Task requirements
Return each line containing "Driver".

The data
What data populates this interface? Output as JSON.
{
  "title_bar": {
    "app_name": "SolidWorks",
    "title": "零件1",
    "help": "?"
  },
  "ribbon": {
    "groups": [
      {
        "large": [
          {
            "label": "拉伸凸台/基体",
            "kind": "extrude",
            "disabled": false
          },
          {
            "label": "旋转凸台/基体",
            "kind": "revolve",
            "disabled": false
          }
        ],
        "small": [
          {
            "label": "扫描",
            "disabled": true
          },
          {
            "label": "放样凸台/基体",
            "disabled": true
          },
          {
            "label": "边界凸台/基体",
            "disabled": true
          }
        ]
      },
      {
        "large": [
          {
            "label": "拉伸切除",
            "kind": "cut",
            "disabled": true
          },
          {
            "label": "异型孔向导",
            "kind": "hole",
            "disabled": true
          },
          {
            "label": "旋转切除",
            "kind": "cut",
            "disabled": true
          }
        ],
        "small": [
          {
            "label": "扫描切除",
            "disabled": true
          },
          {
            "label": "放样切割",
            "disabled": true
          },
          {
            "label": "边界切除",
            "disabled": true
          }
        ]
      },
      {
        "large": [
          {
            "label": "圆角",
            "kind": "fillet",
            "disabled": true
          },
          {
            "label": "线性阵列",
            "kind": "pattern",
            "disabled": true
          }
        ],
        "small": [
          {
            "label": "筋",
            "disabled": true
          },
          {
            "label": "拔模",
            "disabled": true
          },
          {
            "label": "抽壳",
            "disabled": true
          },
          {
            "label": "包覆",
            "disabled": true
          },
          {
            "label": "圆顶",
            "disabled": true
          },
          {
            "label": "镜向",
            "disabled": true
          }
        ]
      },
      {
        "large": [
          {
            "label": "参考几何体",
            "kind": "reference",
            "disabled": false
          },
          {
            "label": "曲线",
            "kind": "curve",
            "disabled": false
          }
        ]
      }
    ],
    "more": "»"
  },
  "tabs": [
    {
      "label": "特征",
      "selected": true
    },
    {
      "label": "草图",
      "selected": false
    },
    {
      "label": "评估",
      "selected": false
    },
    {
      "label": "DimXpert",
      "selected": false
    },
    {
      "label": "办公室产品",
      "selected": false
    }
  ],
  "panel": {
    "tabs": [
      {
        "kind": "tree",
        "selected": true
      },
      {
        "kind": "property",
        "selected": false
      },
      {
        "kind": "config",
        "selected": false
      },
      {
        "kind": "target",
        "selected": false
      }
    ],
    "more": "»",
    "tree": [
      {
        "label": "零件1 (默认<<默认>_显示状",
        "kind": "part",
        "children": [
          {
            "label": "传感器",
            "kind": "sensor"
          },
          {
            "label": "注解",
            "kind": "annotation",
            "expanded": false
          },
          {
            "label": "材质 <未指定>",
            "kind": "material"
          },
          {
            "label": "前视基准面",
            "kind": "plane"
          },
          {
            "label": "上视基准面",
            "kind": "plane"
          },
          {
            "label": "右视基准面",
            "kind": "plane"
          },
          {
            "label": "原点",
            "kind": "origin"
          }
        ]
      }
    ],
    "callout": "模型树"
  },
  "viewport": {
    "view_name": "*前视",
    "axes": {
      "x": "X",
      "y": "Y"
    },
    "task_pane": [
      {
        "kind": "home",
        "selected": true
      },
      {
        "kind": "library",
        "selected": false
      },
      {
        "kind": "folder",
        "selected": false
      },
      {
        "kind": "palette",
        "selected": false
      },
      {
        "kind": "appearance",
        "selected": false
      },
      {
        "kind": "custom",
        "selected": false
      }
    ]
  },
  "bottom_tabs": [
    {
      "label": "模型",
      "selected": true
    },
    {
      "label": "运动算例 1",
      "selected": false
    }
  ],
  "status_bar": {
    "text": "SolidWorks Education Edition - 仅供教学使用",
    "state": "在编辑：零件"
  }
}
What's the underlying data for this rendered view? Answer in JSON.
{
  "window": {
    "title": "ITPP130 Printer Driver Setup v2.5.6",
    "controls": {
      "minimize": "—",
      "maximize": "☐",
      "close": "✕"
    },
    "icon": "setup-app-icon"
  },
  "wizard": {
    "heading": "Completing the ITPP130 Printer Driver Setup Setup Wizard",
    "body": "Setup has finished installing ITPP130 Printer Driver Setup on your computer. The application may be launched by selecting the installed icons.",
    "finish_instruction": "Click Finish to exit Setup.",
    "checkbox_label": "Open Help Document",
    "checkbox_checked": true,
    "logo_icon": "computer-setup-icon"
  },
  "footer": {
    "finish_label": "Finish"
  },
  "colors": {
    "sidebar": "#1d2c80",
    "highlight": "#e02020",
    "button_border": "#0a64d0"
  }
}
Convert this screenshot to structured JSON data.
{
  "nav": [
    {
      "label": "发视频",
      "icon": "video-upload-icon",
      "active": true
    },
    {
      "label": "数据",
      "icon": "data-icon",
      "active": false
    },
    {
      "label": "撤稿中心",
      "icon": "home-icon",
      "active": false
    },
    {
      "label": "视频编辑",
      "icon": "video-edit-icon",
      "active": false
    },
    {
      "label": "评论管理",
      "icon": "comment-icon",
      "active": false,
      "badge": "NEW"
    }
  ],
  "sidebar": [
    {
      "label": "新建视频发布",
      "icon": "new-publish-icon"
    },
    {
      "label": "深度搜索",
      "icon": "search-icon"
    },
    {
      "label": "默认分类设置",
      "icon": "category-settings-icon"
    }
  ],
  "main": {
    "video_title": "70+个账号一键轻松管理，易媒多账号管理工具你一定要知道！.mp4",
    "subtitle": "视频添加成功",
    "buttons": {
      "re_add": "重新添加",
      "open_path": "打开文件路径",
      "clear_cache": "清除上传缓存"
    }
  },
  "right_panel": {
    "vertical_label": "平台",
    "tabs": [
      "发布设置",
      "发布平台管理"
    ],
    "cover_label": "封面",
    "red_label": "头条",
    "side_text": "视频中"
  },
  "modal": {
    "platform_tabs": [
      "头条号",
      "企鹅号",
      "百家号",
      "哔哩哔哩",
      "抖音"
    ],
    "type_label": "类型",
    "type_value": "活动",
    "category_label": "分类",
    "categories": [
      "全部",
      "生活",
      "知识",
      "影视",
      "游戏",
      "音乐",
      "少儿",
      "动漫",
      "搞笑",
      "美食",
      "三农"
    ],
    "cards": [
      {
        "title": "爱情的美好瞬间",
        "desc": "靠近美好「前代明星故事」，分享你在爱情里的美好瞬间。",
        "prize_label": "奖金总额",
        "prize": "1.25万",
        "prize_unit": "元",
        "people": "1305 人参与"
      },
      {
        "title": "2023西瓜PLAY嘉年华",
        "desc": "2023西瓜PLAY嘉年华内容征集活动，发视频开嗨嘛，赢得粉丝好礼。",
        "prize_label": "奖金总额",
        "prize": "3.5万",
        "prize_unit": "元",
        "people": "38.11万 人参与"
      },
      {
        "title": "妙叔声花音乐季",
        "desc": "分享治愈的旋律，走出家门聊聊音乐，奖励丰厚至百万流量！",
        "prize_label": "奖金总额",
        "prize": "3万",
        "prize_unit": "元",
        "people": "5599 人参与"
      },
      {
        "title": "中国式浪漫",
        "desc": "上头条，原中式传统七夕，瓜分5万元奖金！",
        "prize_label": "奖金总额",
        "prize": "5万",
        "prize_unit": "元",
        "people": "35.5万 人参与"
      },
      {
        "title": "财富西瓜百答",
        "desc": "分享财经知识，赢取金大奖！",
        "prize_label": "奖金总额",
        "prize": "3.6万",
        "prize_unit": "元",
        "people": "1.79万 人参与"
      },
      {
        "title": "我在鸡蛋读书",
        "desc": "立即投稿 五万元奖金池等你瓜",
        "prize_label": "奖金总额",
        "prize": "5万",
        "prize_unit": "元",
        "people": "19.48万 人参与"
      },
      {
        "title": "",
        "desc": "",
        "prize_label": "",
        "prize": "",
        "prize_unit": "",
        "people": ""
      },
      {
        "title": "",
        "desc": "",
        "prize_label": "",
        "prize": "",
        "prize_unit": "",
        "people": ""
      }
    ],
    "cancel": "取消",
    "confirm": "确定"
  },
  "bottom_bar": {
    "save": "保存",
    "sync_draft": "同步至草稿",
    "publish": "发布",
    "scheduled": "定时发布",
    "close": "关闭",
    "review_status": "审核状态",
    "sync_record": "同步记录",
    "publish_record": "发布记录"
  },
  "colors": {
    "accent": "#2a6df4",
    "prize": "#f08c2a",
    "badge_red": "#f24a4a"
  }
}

--

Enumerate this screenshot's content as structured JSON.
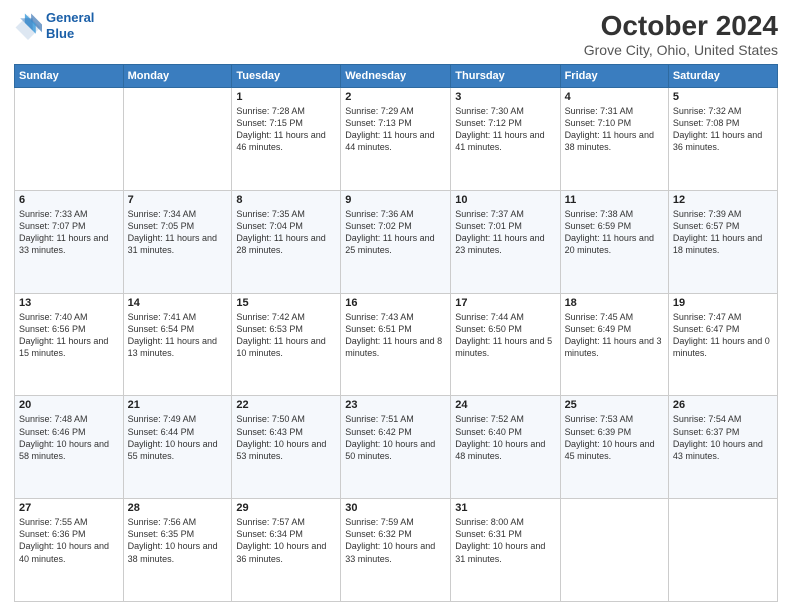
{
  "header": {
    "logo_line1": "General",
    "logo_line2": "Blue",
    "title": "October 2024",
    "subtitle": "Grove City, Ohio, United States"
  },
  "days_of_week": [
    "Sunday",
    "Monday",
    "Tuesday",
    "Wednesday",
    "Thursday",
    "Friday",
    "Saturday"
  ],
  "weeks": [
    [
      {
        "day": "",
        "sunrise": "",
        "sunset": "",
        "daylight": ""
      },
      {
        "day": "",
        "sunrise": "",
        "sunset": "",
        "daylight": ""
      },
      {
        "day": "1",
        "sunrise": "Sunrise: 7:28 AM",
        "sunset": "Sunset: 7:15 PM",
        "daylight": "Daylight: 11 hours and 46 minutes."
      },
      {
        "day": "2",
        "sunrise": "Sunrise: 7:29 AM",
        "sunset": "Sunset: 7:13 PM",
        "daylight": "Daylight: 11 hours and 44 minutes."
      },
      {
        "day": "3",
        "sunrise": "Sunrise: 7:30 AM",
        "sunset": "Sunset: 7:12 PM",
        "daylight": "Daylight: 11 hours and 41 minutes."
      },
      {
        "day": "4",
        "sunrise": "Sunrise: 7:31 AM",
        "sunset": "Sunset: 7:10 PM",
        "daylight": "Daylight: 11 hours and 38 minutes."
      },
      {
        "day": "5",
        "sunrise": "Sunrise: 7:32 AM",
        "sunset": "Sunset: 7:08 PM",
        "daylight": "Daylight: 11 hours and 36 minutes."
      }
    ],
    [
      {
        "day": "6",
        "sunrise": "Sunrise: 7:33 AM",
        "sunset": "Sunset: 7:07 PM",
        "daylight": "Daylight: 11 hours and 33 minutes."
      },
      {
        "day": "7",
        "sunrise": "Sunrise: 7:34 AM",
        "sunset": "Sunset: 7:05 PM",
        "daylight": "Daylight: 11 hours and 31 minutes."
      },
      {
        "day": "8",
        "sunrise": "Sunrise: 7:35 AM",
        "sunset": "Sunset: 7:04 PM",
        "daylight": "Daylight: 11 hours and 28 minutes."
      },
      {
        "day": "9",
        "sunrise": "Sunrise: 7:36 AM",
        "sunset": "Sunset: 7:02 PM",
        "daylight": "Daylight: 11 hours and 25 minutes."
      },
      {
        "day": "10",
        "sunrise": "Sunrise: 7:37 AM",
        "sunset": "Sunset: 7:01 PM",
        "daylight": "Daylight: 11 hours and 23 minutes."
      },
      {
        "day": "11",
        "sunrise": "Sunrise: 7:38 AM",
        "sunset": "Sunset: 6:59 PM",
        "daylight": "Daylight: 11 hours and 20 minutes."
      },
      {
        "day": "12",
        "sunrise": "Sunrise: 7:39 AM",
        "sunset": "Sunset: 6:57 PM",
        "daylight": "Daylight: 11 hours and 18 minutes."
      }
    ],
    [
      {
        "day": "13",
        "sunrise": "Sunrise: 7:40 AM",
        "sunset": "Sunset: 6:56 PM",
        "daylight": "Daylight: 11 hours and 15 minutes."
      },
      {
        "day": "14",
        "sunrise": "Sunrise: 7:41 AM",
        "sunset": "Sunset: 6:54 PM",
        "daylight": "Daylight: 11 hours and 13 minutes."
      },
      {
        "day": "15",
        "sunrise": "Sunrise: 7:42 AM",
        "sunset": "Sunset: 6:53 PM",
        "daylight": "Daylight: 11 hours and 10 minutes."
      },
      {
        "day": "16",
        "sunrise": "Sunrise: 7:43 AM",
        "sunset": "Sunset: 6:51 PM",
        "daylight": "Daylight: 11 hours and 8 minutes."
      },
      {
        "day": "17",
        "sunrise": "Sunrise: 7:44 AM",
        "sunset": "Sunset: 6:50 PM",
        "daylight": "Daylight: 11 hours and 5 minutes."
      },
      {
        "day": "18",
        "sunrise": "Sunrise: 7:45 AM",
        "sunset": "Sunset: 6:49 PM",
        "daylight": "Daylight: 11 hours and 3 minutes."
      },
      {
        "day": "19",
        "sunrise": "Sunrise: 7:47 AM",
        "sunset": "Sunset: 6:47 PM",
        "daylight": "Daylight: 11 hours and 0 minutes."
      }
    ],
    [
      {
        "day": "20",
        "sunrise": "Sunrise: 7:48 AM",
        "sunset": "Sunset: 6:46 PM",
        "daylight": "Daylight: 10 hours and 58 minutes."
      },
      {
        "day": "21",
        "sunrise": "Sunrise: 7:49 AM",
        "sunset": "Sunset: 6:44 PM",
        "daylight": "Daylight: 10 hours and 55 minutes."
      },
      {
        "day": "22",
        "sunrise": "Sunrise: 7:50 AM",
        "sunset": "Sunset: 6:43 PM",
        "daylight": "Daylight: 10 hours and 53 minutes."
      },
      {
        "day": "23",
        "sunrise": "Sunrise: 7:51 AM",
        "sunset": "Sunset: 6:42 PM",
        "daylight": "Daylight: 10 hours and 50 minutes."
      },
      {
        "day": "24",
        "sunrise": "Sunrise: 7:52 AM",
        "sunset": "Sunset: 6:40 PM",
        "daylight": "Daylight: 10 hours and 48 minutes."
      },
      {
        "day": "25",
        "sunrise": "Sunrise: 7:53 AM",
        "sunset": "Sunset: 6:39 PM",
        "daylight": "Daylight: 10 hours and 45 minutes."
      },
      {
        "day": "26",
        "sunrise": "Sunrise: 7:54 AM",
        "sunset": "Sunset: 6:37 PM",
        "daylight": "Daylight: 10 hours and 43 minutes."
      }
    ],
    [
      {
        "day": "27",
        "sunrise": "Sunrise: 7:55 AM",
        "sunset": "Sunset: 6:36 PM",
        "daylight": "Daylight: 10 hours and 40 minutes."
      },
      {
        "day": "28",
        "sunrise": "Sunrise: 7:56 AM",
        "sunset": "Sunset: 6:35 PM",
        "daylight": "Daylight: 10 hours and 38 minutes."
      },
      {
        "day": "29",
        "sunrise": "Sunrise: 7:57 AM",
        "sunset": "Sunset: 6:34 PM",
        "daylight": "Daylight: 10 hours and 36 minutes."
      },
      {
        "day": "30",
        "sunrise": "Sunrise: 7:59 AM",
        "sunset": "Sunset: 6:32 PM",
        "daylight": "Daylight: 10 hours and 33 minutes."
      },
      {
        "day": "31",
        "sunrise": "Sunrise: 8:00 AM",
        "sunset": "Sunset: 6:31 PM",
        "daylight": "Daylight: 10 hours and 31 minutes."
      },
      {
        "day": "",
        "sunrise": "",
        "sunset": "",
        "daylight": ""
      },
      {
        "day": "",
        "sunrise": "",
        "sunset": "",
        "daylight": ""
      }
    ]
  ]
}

---

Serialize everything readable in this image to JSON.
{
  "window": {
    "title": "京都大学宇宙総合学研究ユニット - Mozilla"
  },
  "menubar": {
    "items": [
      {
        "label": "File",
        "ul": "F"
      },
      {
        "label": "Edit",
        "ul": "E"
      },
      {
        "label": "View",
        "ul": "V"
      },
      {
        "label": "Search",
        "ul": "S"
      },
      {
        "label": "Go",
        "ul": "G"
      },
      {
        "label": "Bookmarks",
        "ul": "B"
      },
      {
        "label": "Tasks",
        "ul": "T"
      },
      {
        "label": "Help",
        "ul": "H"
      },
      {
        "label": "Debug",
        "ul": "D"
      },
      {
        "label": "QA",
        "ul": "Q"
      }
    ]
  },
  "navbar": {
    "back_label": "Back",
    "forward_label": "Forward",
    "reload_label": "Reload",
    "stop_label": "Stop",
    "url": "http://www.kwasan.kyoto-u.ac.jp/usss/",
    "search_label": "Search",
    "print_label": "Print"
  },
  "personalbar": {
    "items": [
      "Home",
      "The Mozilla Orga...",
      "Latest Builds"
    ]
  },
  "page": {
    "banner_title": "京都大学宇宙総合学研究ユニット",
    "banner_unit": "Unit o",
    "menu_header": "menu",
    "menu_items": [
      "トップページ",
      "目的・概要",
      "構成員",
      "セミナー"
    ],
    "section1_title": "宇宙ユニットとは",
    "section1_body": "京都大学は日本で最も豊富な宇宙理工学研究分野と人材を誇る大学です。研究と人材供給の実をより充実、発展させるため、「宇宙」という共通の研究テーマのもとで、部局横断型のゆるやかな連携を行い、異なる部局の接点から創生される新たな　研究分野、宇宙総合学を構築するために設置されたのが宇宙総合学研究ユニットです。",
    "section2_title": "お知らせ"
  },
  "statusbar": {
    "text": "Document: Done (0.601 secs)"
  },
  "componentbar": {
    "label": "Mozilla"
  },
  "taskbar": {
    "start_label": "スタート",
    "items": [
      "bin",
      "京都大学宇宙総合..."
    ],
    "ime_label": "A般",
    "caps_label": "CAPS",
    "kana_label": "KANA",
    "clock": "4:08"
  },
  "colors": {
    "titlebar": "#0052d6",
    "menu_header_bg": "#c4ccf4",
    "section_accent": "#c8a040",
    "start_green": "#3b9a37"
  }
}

Task answer
    "title": "ITPP130 Printer Driver Setup v2.5.6",
    "heading": "Completing the ITPP130 Printer Driver Setup Setup Wizard",
    "body": "Setup has finished installing ITPP130 Printer Driver Setup on your computer. The application may be launched by selecting the installed icons.",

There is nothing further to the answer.